*WORK TO DO*. Output every line exactly as written. Leave out pictures.

Stored data entries
════════════════════

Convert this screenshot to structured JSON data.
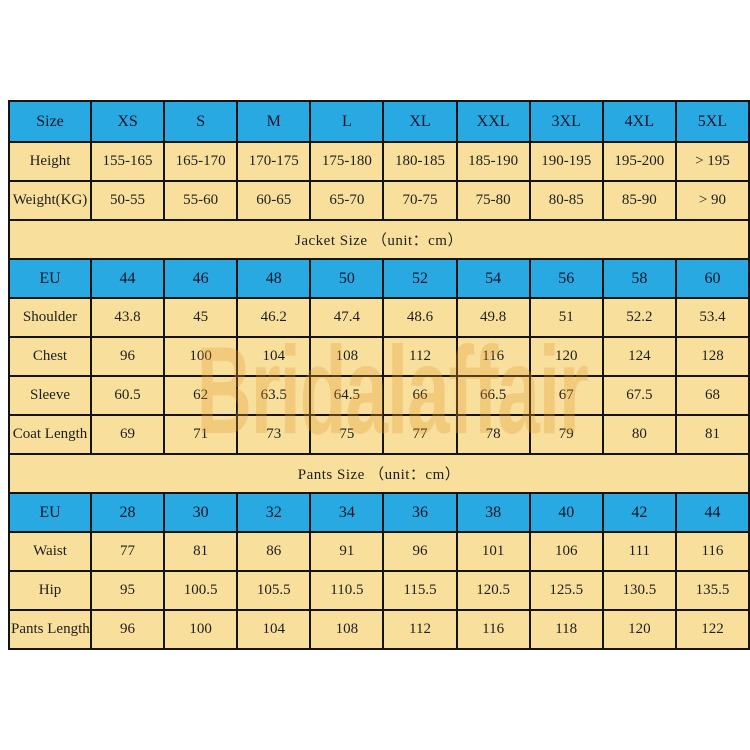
{
  "watermark": "Bridalaffair",
  "colors": {
    "header_blue": "#29A9E1",
    "cell_yellow": "#F8E09C",
    "grid_border": "#141414",
    "text": "#1E1E1E",
    "watermark_orange": "#E79833",
    "page_background": "#FFFFFF"
  },
  "chart_data": [
    {
      "type": "table",
      "title": "",
      "columns": [
        "Size",
        "XS",
        "S",
        "M",
        "L",
        "XL",
        "XXL",
        "3XL",
        "4XL",
        "5XL"
      ],
      "rows": [
        [
          "Height",
          "155-165",
          "165-170",
          "170-175",
          "175-180",
          "180-185",
          "185-190",
          "190-195",
          "195-200",
          "> 195"
        ],
        [
          "Weight(KG)",
          "50-55",
          "55-60",
          "60-65",
          "65-70",
          "70-75",
          "75-80",
          "80-85",
          "85-90",
          "> 90"
        ]
      ]
    },
    {
      "type": "table",
      "title": "Jacket Size （unit：cm）",
      "columns": [
        "EU",
        "44",
        "46",
        "48",
        "50",
        "52",
        "54",
        "56",
        "58",
        "60"
      ],
      "rows": [
        [
          "Shoulder",
          "43.8",
          "45",
          "46.2",
          "47.4",
          "48.6",
          "49.8",
          "51",
          "52.2",
          "53.4"
        ],
        [
          "Chest",
          "96",
          "100",
          "104",
          "108",
          "112",
          "116",
          "120",
          "124",
          "128"
        ],
        [
          "Sleeve",
          "60.5",
          "62",
          "63.5",
          "64.5",
          "66",
          "66.5",
          "67",
          "67.5",
          "68"
        ],
        [
          "Coat Length",
          "69",
          "71",
          "73",
          "75",
          "77",
          "78",
          "79",
          "80",
          "81"
        ]
      ]
    },
    {
      "type": "table",
      "title": "Pants Size （unit：cm）",
      "columns": [
        "EU",
        "28",
        "30",
        "32",
        "34",
        "36",
        "38",
        "40",
        "42",
        "44"
      ],
      "rows": [
        [
          "Waist",
          "77",
          "81",
          "86",
          "91",
          "96",
          "101",
          "106",
          "111",
          "116"
        ],
        [
          "Hip",
          "95",
          "100.5",
          "105.5",
          "110.5",
          "115.5",
          "120.5",
          "125.5",
          "130.5",
          "135.5"
        ],
        [
          "Pants Length",
          "96",
          "100",
          "104",
          "108",
          "112",
          "116",
          "118",
          "120",
          "122"
        ]
      ]
    }
  ]
}
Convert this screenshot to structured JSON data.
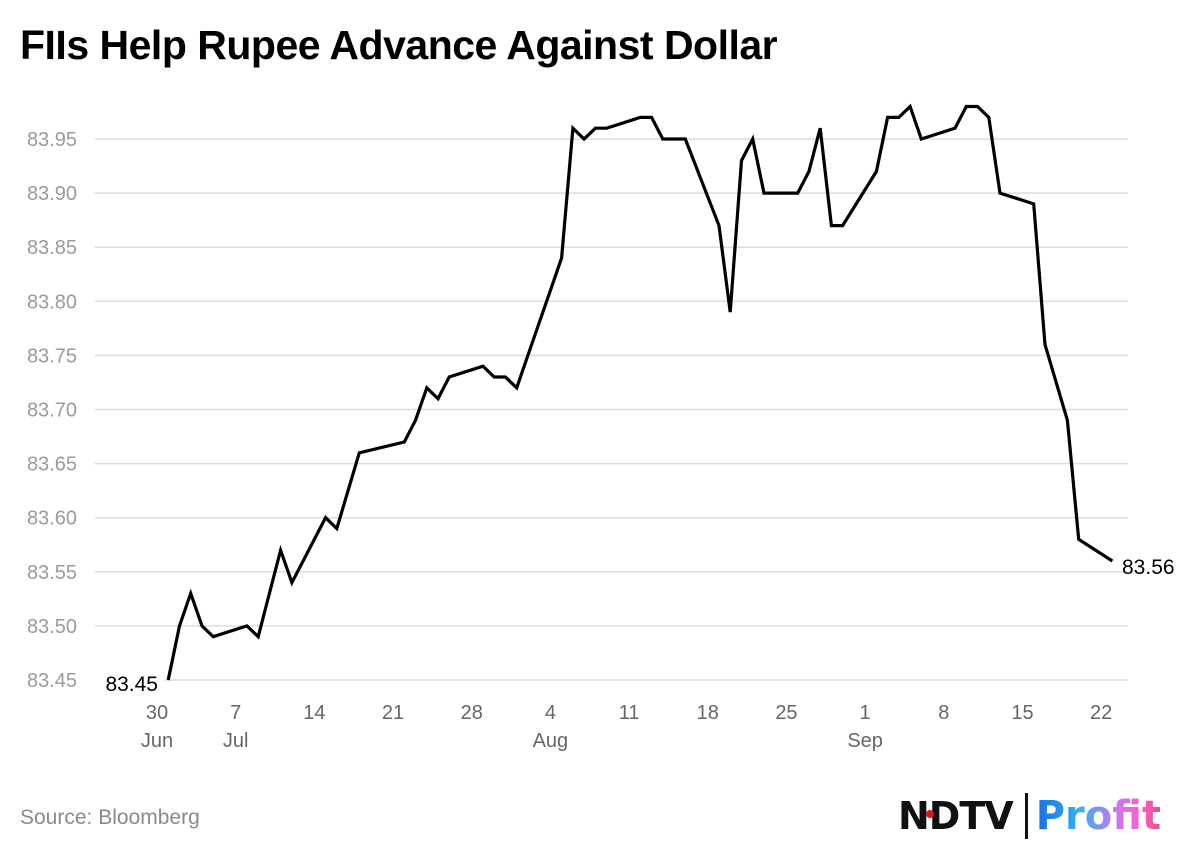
{
  "chart_data": {
    "type": "line",
    "title": "FIIs Help Rupee Advance Against Dollar",
    "source": "Source: Bloomberg",
    "xlabel": "",
    "ylabel": "",
    "ylim": [
      83.45,
      83.95
    ],
    "yticks": [
      "83.45",
      "83.50",
      "83.55",
      "83.60",
      "83.65",
      "83.70",
      "83.75",
      "83.80",
      "83.85",
      "83.90",
      "83.95"
    ],
    "xticks": [
      {
        "date": "2024-06-30",
        "label": "30",
        "sub": "Jun"
      },
      {
        "date": "2024-07-07",
        "label": "7",
        "sub": "Jul"
      },
      {
        "date": "2024-07-14",
        "label": "14",
        "sub": ""
      },
      {
        "date": "2024-07-21",
        "label": "21",
        "sub": ""
      },
      {
        "date": "2024-07-28",
        "label": "28",
        "sub": ""
      },
      {
        "date": "2024-08-04",
        "label": "4",
        "sub": "Aug"
      },
      {
        "date": "2024-08-11",
        "label": "11",
        "sub": ""
      },
      {
        "date": "2024-08-18",
        "label": "18",
        "sub": ""
      },
      {
        "date": "2024-08-25",
        "label": "25",
        "sub": ""
      },
      {
        "date": "2024-09-01",
        "label": "1",
        "sub": "Sep"
      },
      {
        "date": "2024-09-08",
        "label": "8",
        "sub": ""
      },
      {
        "date": "2024-09-15",
        "label": "15",
        "sub": ""
      },
      {
        "date": "2024-09-22",
        "label": "22",
        "sub": ""
      }
    ],
    "grid": true,
    "line_color": "#000000",
    "start_label": "83.45",
    "end_label": "83.56",
    "series": [
      {
        "x": [
          "2024-07-01",
          "2024-07-02",
          "2024-07-03",
          "2024-07-04",
          "2024-07-05",
          "2024-07-08",
          "2024-07-09",
          "2024-07-11",
          "2024-07-12",
          "2024-07-15",
          "2024-07-16",
          "2024-07-18",
          "2024-07-22",
          "2024-07-23",
          "2024-07-24",
          "2024-07-25",
          "2024-07-26",
          "2024-07-29",
          "2024-07-30",
          "2024-07-31",
          "2024-08-01",
          "2024-08-02",
          "2024-08-05",
          "2024-08-06",
          "2024-08-07",
          "2024-08-08",
          "2024-08-09",
          "2024-08-12",
          "2024-08-13",
          "2024-08-14",
          "2024-08-16",
          "2024-08-19",
          "2024-08-20",
          "2024-08-21",
          "2024-08-22",
          "2024-08-23",
          "2024-08-26",
          "2024-08-27",
          "2024-08-28",
          "2024-08-29",
          "2024-08-30",
          "2024-09-02",
          "2024-09-03",
          "2024-09-04",
          "2024-09-05",
          "2024-09-06",
          "2024-09-09",
          "2024-09-10",
          "2024-09-11",
          "2024-09-12",
          "2024-09-13",
          "2024-09-16",
          "2024-09-17",
          "2024-09-19",
          "2024-09-20",
          "2024-09-23"
        ],
        "values": [
          83.45,
          83.5,
          83.53,
          83.5,
          83.49,
          83.5,
          83.49,
          83.57,
          83.54,
          83.6,
          83.59,
          83.66,
          83.67,
          83.69,
          83.72,
          83.71,
          83.73,
          83.74,
          83.73,
          83.73,
          83.72,
          83.75,
          83.84,
          83.96,
          83.95,
          83.96,
          83.96,
          83.97,
          83.97,
          83.95,
          83.95,
          83.87,
          83.79,
          83.93,
          83.95,
          83.9,
          83.9,
          83.92,
          83.96,
          83.87,
          83.87,
          83.92,
          83.97,
          83.97,
          83.98,
          83.95,
          83.96,
          83.98,
          83.98,
          83.97,
          83.9,
          83.89,
          83.76,
          83.69,
          83.58,
          83.56
        ]
      }
    ]
  },
  "logo": {
    "ndtv": "NDTV",
    "profit": "Profit",
    "brand_colors": [
      "#1a6fe8",
      "#35b0f0",
      "#c876f0",
      "#ff5fc8",
      "#e04f86"
    ]
  }
}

════════════════════

*TASK SOLUTION*.
Convert this screenshot to structured JSON data.
{
  "watermark": "Bridalaffair",
  "colors": {
    "header_blue": "#29A9E1",
    "cell_yellow": "#F8E09C",
    "grid_border": "#141414",
    "text": "#1E1E1E",
    "watermark_orange": "#E79833",
    "page_background": "#FFFFFF"
  },
  "chart_data": [
    {
      "type": "table",
      "title": "",
      "columns": [
        "Size",
        "XS",
        "S",
        "M",
        "L",
        "XL",
        "XXL",
        "3XL",
        "4XL",
        "5XL"
      ],
      "rows": [
        [
          "Height",
          "155-165",
          "165-170",
          "170-175",
          "175-180",
          "180-185",
          "185-190",
          "190-195",
          "195-200",
          "> 195"
        ],
        [
          "Weight(KG)",
          "50-55",
          "55-60",
          "60-65",
          "65-70",
          "70-75",
          "75-80",
          "80-85",
          "85-90",
          "> 90"
        ]
      ]
    },
    {
      "type": "table",
      "title": "Jacket Size （unit：cm）",
      "columns": [
        "EU",
        "44",
        "46",
        "48",
        "50",
        "52",
        "54",
        "56",
        "58",
        "60"
      ],
      "rows": [
        [
          "Shoulder",
          "43.8",
          "45",
          "46.2",
          "47.4",
          "48.6",
          "49.8",
          "51",
          "52.2",
          "53.4"
        ],
        [
          "Chest",
          "96",
          "100",
          "104",
          "108",
          "112",
          "116",
          "120",
          "124",
          "128"
        ],
        [
          "Sleeve",
          "60.5",
          "62",
          "63.5",
          "64.5",
          "66",
          "66.5",
          "67",
          "67.5",
          "68"
        ],
        [
          "Coat Length",
          "69",
          "71",
          "73",
          "75",
          "77",
          "78",
          "79",
          "80",
          "81"
        ]
      ]
    },
    {
      "type": "table",
      "title": "Pants Size （unit：cm）",
      "columns": [
        "EU",
        "28",
        "30",
        "32",
        "34",
        "36",
        "38",
        "40",
        "42",
        "44"
      ],
      "rows": [
        [
          "Waist",
          "77",
          "81",
          "86",
          "91",
          "96",
          "101",
          "106",
          "111",
          "116"
        ],
        [
          "Hip",
          "95",
          "100.5",
          "105.5",
          "110.5",
          "115.5",
          "120.5",
          "125.5",
          "130.5",
          "135.5"
        ],
        [
          "Pants Length",
          "96",
          "100",
          "104",
          "108",
          "112",
          "116",
          "118",
          "120",
          "122"
        ]
      ]
    }
  ]
}
Convert this screenshot to structured JSON data.
{
  "chart_data": {
    "type": "line",
    "title": "FIIs Help Rupee Advance Against Dollar",
    "source": "Source: Bloomberg",
    "xlabel": "",
    "ylabel": "",
    "ylim": [
      83.45,
      83.95
    ],
    "yticks": [
      "83.45",
      "83.50",
      "83.55",
      "83.60",
      "83.65",
      "83.70",
      "83.75",
      "83.80",
      "83.85",
      "83.90",
      "83.95"
    ],
    "xticks": [
      {
        "date": "2024-06-30",
        "label": "30",
        "sub": "Jun"
      },
      {
        "date": "2024-07-07",
        "label": "7",
        "sub": "Jul"
      },
      {
        "date": "2024-07-14",
        "label": "14",
        "sub": ""
      },
      {
        "date": "2024-07-21",
        "label": "21",
        "sub": ""
      },
      {
        "date": "2024-07-28",
        "label": "28",
        "sub": ""
      },
      {
        "date": "2024-08-04",
        "label": "4",
        "sub": "Aug"
      },
      {
        "date": "2024-08-11",
        "label": "11",
        "sub": ""
      },
      {
        "date": "2024-08-18",
        "label": "18",
        "sub": ""
      },
      {
        "date": "2024-08-25",
        "label": "25",
        "sub": ""
      },
      {
        "date": "2024-09-01",
        "label": "1",
        "sub": "Sep"
      },
      {
        "date": "2024-09-08",
        "label": "8",
        "sub": ""
      },
      {
        "date": "2024-09-15",
        "label": "15",
        "sub": ""
      },
      {
        "date": "2024-09-22",
        "label": "22",
        "sub": ""
      }
    ],
    "grid": true,
    "line_color": "#000000",
    "start_label": "83.45",
    "end_label": "83.56",
    "series": [
      {
        "x": [
          "2024-07-01",
          "2024-07-02",
          "2024-07-03",
          "2024-07-04",
          "2024-07-05",
          "2024-07-08",
          "2024-07-09",
          "2024-07-11",
          "2024-07-12",
          "2024-07-15",
          "2024-07-16",
          "2024-07-18",
          "2024-07-22",
          "2024-07-23",
          "2024-07-24",
          "2024-07-25",
          "2024-07-26",
          "2024-07-29",
          "2024-07-30",
          "2024-07-31",
          "2024-08-01",
          "2024-08-02",
          "2024-08-05",
          "2024-08-06",
          "2024-08-07",
          "2024-08-08",
          "2024-08-09",
          "2024-08-12",
          "2024-08-13",
          "2024-08-14",
          "2024-08-16",
          "2024-08-19",
          "2024-08-20",
          "2024-08-21",
          "2024-08-22",
          "2024-08-23",
          "2024-08-26",
          "2024-08-27",
          "2024-08-28",
          "2024-08-29",
          "2024-08-30",
          "2024-09-02",
          "2024-09-03",
          "2024-09-04",
          "2024-09-05",
          "2024-09-06",
          "2024-09-09",
          "2024-09-10",
          "2024-09-11",
          "2024-09-12",
          "2024-09-13",
          "2024-09-16",
          "2024-09-17",
          "2024-09-19",
          "2024-09-20",
          "2024-09-23"
        ],
        "values": [
          83.45,
          83.5,
          83.53,
          83.5,
          83.49,
          83.5,
          83.49,
          83.57,
          83.54,
          83.6,
          83.59,
          83.66,
          83.67,
          83.69,
          83.72,
          83.71,
          83.73,
          83.74,
          83.73,
          83.73,
          83.72,
          83.75,
          83.84,
          83.96,
          83.95,
          83.96,
          83.96,
          83.97,
          83.97,
          83.95,
          83.95,
          83.87,
          83.79,
          83.93,
          83.95,
          83.9,
          83.9,
          83.92,
          83.96,
          83.87,
          83.87,
          83.92,
          83.97,
          83.97,
          83.98,
          83.95,
          83.96,
          83.98,
          83.98,
          83.97,
          83.9,
          83.89,
          83.76,
          83.69,
          83.58,
          83.56
        ]
      }
    ]
  },
  "logo": {
    "ndtv": "NDTV",
    "profit": "Profit",
    "brand_colors": [
      "#1a6fe8",
      "#35b0f0",
      "#c876f0",
      "#ff5fc8",
      "#e04f86"
    ]
  }
}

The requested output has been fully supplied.